## Task description
The listing beneath should be written out in full, exactly as shown.

Data records:
========================================================================
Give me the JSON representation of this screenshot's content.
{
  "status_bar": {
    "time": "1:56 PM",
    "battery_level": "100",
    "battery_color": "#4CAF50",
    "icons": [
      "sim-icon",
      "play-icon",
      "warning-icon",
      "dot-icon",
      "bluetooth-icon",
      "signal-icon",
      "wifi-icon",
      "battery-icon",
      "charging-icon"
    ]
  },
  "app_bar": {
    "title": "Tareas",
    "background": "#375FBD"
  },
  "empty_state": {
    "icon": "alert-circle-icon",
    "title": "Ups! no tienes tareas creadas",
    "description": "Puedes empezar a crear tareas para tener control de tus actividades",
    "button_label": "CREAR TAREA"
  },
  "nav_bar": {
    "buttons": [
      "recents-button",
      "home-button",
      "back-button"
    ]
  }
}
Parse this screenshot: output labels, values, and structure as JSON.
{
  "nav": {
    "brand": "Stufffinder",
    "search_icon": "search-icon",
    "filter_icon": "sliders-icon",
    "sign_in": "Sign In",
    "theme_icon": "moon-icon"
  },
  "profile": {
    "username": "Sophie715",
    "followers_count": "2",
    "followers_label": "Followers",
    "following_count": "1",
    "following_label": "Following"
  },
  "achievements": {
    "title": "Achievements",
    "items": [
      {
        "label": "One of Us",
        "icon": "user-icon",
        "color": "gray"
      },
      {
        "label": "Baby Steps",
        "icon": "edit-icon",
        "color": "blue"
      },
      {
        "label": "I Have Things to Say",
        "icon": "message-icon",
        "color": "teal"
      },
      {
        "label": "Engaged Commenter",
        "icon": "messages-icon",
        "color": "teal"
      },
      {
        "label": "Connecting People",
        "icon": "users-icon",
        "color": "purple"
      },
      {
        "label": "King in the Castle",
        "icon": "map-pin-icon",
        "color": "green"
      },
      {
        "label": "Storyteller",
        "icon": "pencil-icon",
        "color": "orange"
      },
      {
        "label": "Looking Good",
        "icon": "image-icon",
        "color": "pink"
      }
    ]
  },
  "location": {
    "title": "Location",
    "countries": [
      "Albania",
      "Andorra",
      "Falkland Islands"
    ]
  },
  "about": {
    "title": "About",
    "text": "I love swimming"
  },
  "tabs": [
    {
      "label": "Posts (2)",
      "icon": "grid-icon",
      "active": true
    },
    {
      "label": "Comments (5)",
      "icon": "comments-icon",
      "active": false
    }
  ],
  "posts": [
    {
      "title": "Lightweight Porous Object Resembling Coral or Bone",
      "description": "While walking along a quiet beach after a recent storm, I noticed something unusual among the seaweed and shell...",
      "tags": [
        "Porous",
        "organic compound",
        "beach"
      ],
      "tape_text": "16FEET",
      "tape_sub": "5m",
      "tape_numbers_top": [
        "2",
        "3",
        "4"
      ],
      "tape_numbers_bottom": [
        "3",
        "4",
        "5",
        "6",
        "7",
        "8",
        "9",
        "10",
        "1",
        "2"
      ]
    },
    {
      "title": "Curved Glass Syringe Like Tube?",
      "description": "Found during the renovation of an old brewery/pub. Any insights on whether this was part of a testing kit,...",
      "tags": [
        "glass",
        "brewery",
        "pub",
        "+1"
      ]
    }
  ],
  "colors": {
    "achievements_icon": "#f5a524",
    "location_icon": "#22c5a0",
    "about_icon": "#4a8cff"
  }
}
========================================================================
## The result
Give me the JSON representation of this screenshot's content.
{
  "status_bar": {
    "time": "1:56 PM",
    "battery_level": "100",
    "battery_color": "#4CAF50",
    "icons": [
      "sim-icon",
      "play-icon",
      "warning-icon",
      "dot-icon",
      "bluetooth-icon",
      "signal-icon",
      "wifi-icon",
      "battery-icon",
      "charging-icon"
    ]
  },
  "app_bar": {
    "title": "Tareas",
    "background": "#375FBD"
  },
  "empty_state": {
    "icon": "alert-circle-icon",
    "title": "Ups! no tienes tareas creadas",
    "description": "Puedes empezar a crear tareas para tener control de tus actividades",
    "button_label": "CREAR TAREA"
  },
  "nav_bar": {
    "buttons": [
      "recents-button",
      "home-button",
      "back-button"
    ]
  }
}
Parse this screenshot: output labels, values, and structure as JSON.
{
  "nav": {
    "brand": "Stufffinder",
    "search_icon": "search-icon",
    "filter_icon": "sliders-icon",
    "sign_in": "Sign In",
    "theme_icon": "moon-icon"
  },
  "profile": {
    "username": "Sophie715",
    "followers_count": "2",
    "followers_label": "Followers",
    "following_count": "1",
    "following_label": "Following"
  },
  "achievements": {
    "title": "Achievements",
    "items": [
      {
        "label": "One of Us",
        "icon": "user-icon",
        "color": "gray"
      },
      {
        "label": "Baby Steps",
        "icon": "edit-icon",
        "color": "blue"
      },
      {
        "label": "I Have Things to Say",
        "icon": "message-icon",
        "color": "teal"
      },
      {
        "label": "Engaged Commenter",
        "icon": "messages-icon",
        "color": "teal"
      },
      {
        "label": "Connecting People",
        "icon": "users-icon",
        "color": "purple"
      },
      {
        "label": "King in the Castle",
        "icon": "map-pin-icon",
        "color": "green"
      },
      {
        "label": "Storyteller",
        "icon": "pencil-icon",
        "color": "orange"
      },
      {
        "label": "Looking Good",
        "icon": "image-icon",
        "color": "pink"
      }
    ]
  },
  "location": {
    "title": "Location",
    "countries": [
      "Albania",
      "Andorra",
      "Falkland Islands"
    ]
  },
  "about": {
    "title": "About",
    "text": "I love swimming"
  },
  "tabs": [
    {
      "label": "Posts (2)",
      "icon": "grid-icon",
      "active": true
    },
    {
      "label": "Comments (5)",
      "icon": "comments-icon",
      "active": false
    }
  ],
  "posts": [
    {
      "title": "Lightweight Porous Object Resembling Coral or Bone",
      "description": "While walking along a quiet beach after a recent storm, I noticed something unusual among the seaweed and shell...",
      "tags": [
        "Porous",
        "organic compound",
        "beach"
      ],
      "tape_text": "16FEET",
      "tape_sub": "5m",
      "tape_numbers_top": [
        "2",
        "3",
        "4"
      ],
      "tape_numbers_bottom": [
        "3",
        "4",
        "5",
        "6",
        "7",
        "8",
        "9",
        "10",
        "1",
        "2"
      ]
    },
    {
      "title": "Curved Glass Syringe Like Tube?",
      "description": "Found during the renovation of an old brewery/pub. Any insights on whether this was part of a testing kit,...",
      "tags": [
        "glass",
        "brewery",
        "pub",
        "+1"
      ]
    }
  ],
  "colors": {
    "achievements_icon": "#f5a524",
    "location_icon": "#22c5a0",
    "about_icon": "#4a8cff"
  }
}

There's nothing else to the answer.